* EXERCISE DIRECTIONS
Count the lines below that contain the word "color" and give only the number.

[Structured figure records]
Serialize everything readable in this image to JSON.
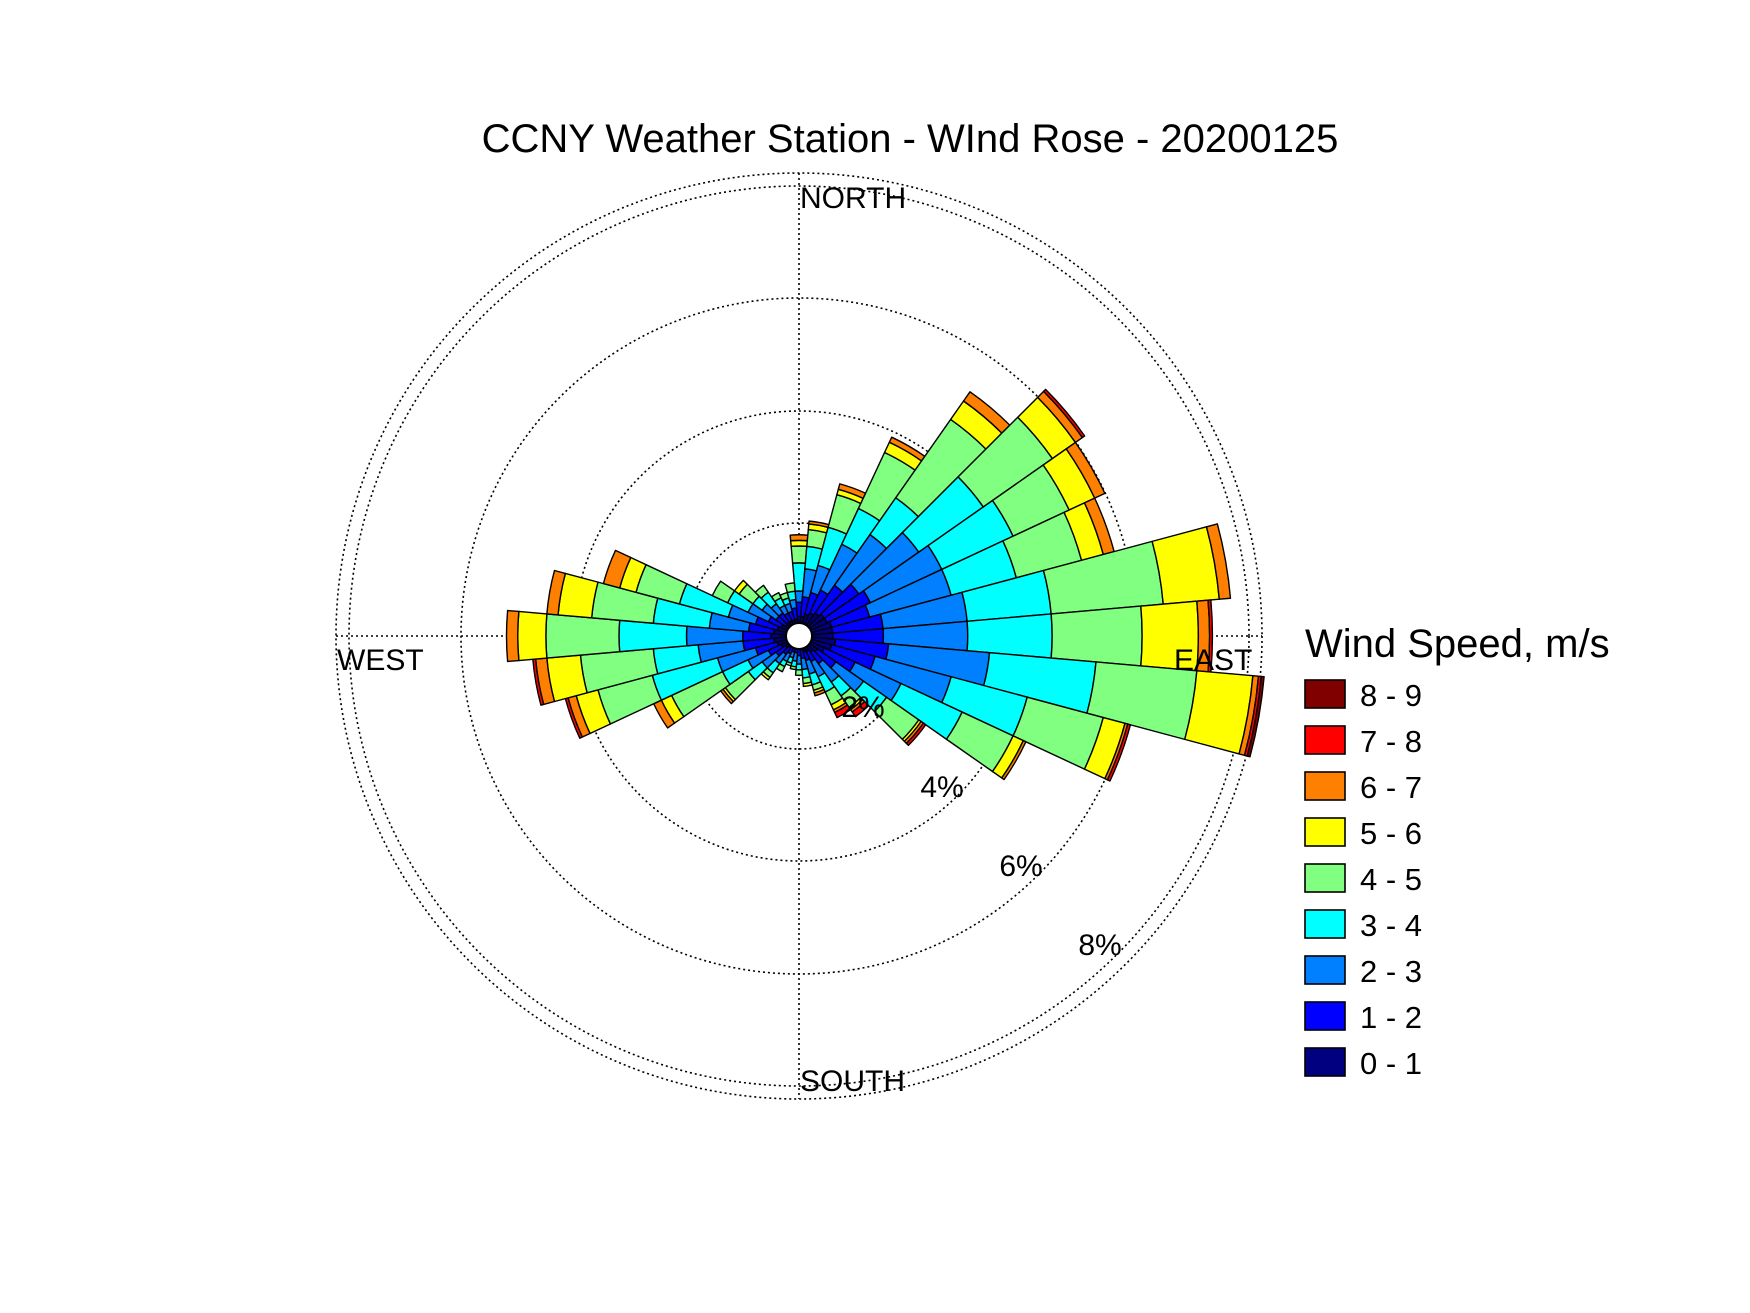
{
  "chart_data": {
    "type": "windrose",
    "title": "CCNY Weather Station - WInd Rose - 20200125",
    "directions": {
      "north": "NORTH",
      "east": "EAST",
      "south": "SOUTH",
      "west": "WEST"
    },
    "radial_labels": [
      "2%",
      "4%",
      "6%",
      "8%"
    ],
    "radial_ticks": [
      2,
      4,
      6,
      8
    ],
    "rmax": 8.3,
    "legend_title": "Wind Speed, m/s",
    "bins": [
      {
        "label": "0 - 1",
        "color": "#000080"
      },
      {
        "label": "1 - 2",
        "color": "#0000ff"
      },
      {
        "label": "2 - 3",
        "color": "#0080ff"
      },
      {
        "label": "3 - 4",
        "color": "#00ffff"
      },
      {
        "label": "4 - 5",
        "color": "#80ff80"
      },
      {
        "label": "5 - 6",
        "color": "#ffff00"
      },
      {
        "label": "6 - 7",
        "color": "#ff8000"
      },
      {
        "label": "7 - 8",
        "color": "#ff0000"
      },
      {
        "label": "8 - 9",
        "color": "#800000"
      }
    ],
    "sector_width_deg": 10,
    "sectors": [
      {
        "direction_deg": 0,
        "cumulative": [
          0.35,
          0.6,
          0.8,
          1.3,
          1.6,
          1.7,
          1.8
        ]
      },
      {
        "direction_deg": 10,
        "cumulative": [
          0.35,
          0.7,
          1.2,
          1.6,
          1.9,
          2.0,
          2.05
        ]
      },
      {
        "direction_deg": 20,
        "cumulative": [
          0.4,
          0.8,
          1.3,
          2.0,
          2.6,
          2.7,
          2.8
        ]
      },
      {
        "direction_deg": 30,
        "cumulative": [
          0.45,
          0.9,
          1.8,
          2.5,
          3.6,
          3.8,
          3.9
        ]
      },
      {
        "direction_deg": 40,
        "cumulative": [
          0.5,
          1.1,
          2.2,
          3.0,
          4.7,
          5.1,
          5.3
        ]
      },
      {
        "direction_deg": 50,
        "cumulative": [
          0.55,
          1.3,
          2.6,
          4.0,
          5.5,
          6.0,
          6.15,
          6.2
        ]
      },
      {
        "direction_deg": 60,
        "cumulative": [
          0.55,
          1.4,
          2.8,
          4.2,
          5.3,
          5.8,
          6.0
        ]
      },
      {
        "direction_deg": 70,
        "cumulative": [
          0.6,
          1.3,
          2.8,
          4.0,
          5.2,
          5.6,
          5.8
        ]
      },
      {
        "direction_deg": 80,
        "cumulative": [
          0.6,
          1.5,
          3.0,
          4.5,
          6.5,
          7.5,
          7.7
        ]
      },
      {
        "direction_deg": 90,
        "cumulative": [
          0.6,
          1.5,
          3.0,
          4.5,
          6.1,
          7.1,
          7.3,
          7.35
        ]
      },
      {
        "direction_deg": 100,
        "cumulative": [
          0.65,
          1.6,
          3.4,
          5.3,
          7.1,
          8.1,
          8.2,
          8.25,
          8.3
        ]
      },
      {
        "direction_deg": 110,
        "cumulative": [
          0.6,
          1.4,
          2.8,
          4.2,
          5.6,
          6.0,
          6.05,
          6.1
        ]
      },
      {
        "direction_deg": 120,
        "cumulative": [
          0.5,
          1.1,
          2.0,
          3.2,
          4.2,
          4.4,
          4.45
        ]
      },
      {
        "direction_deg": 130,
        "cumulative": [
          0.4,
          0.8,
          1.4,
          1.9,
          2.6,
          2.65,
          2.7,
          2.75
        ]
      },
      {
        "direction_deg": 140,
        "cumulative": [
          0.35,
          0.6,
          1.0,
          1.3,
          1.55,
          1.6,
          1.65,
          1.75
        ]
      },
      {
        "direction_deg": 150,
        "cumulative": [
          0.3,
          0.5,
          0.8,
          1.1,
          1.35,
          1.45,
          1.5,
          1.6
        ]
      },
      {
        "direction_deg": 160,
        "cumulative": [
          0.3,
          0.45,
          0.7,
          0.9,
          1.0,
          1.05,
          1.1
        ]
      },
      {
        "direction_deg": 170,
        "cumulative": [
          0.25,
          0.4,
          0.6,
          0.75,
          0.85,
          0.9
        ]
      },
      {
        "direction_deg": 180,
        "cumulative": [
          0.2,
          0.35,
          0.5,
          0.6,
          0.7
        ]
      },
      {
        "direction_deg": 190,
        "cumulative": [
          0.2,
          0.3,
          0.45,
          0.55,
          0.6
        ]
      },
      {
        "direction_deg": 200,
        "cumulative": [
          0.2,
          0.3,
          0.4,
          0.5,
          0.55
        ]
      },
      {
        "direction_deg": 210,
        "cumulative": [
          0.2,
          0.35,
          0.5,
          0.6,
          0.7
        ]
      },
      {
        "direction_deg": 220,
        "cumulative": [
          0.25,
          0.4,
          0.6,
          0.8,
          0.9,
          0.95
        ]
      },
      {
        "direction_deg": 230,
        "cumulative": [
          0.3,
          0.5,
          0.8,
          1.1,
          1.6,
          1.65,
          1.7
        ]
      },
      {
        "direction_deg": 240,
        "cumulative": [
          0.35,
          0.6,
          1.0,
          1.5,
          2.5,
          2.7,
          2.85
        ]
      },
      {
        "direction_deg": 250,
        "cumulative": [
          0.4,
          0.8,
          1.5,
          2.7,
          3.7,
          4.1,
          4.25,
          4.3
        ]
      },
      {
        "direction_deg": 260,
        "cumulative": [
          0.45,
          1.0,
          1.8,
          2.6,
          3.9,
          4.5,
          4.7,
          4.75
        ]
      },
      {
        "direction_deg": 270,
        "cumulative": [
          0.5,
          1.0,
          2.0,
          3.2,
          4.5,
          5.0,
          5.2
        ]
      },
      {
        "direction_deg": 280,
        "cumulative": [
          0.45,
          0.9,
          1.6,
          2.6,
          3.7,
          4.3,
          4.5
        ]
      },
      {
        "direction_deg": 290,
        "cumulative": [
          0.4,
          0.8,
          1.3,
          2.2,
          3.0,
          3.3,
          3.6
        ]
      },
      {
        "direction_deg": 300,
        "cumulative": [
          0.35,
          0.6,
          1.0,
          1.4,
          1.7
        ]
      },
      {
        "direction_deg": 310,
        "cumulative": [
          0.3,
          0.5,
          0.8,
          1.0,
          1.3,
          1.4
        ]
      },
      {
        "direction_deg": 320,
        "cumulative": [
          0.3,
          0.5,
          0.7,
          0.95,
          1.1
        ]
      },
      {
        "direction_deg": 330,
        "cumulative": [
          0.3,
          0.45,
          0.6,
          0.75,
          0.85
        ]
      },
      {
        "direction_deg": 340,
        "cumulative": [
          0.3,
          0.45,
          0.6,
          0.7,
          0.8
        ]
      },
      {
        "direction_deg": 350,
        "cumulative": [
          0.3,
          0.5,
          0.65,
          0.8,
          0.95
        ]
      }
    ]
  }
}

* RESULT OF THE EXERCISE
9